**Task objective:**
Each entry has to be copied exactly, with nothing missed.

---- Recorded data

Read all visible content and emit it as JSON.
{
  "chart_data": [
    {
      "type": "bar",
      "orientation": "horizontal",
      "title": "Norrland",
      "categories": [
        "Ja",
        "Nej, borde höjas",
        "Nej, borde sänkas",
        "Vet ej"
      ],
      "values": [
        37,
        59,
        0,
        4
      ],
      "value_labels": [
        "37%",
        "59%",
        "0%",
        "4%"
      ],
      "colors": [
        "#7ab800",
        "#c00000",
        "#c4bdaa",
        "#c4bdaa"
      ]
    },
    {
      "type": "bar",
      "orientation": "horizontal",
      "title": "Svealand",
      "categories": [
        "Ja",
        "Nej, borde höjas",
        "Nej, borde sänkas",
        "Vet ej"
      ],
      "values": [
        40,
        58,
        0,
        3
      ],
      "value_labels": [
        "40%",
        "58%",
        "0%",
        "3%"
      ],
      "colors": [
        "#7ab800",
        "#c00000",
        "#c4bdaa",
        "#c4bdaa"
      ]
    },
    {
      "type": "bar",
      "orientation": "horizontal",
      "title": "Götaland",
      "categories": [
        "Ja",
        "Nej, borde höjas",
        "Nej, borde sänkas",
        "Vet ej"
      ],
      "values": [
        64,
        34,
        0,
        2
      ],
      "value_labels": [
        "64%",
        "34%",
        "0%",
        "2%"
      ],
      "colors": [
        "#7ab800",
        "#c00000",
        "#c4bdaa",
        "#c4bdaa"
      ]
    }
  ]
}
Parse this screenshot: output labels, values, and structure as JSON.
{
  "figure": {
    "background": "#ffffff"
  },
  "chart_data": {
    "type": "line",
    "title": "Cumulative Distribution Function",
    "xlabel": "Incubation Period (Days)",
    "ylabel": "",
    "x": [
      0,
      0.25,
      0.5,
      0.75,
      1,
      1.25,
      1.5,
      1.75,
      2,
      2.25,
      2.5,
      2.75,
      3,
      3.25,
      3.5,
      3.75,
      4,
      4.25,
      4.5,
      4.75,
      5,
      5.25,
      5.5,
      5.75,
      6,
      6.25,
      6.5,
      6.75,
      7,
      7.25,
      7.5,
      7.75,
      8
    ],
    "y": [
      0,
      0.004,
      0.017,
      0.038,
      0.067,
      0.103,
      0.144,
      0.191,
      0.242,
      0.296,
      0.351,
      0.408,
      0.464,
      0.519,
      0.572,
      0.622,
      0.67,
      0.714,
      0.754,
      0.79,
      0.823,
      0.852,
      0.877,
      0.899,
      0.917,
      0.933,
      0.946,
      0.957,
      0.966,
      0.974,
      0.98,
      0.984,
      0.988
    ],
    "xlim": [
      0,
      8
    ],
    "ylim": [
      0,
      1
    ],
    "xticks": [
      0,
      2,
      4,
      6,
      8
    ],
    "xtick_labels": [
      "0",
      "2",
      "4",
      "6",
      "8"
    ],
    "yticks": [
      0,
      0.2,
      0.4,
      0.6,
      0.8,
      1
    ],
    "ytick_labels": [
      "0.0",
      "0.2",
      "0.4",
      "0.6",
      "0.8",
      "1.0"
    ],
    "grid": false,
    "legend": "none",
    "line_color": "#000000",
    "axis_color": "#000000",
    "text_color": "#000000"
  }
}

--------

**Finished answer:**
Read all visible content and emit it as JSON.
{
  "chart_data": [
    {
      "type": "bar",
      "orientation": "horizontal",
      "title": "Norrland",
      "categories": [
        "Ja",
        "Nej, borde höjas",
        "Nej, borde sänkas",
        "Vet ej"
      ],
      "values": [
        37,
        59,
        0,
        4
      ],
      "value_labels": [
        "37%",
        "59%",
        "0%",
        "4%"
      ],
      "colors": [
        "#7ab800",
        "#c00000",
        "#c4bdaa",
        "#c4bdaa"
      ]
    },
    {
      "type": "bar",
      "orientation": "horizontal",
      "title": "Svealand",
      "categories": [
        "Ja",
        "Nej, borde höjas",
        "Nej, borde sänkas",
        "Vet ej"
      ],
      "values": [
        40,
        58,
        0,
        3
      ],
      "value_labels": [
        "40%",
        "58%",
        "0%",
        "3%"
      ],
      "colors": [
        "#7ab800",
        "#c00000",
        "#c4bdaa",
        "#c4bdaa"
      ]
    },
    {
      "type": "bar",
      "orientation": "horizontal",
      "title": "Götaland",
      "categories": [
        "Ja",
        "Nej, borde höjas",
        "Nej, borde sänkas",
        "Vet ej"
      ],
      "values": [
        64,
        34,
        0,
        2
      ],
      "value_labels": [
        "64%",
        "34%",
        "0%",
        "2%"
      ],
      "colors": [
        "#7ab800",
        "#c00000",
        "#c4bdaa",
        "#c4bdaa"
      ]
    }
  ]
}
Parse this screenshot: output labels, values, and structure as JSON.
{
  "figure": {
    "background": "#ffffff"
  },
  "chart_data": {
    "type": "line",
    "title": "Cumulative Distribution Function",
    "xlabel": "Incubation Period (Days)",
    "ylabel": "",
    "x": [
      0,
      0.25,
      0.5,
      0.75,
      1,
      1.25,
      1.5,
      1.75,
      2,
      2.25,
      2.5,
      2.75,
      3,
      3.25,
      3.5,
      3.75,
      4,
      4.25,
      4.5,
      4.75,
      5,
      5.25,
      5.5,
      5.75,
      6,
      6.25,
      6.5,
      6.75,
      7,
      7.25,
      7.5,
      7.75,
      8
    ],
    "y": [
      0,
      0.004,
      0.017,
      0.038,
      0.067,
      0.103,
      0.144,
      0.191,
      0.242,
      0.296,
      0.351,
      0.408,
      0.464,
      0.519,
      0.572,
      0.622,
      0.67,
      0.714,
      0.754,
      0.79,
      0.823,
      0.852,
      0.877,
      0.899,
      0.917,
      0.933,
      0.946,
      0.957,
      0.966,
      0.974,
      0.98,
      0.984,
      0.988
    ],
    "xlim": [
      0,
      8
    ],
    "ylim": [
      0,
      1
    ],
    "xticks": [
      0,
      2,
      4,
      6,
      8
    ],
    "xtick_labels": [
      "0",
      "2",
      "4",
      "6",
      "8"
    ],
    "yticks": [
      0,
      0.2,
      0.4,
      0.6,
      0.8,
      1
    ],
    "ytick_labels": [
      "0.0",
      "0.2",
      "0.4",
      "0.6",
      "0.8",
      "1.0"
    ],
    "grid": false,
    "legend": "none",
    "line_color": "#000000",
    "axis_color": "#000000",
    "text_color": "#000000"
  }
}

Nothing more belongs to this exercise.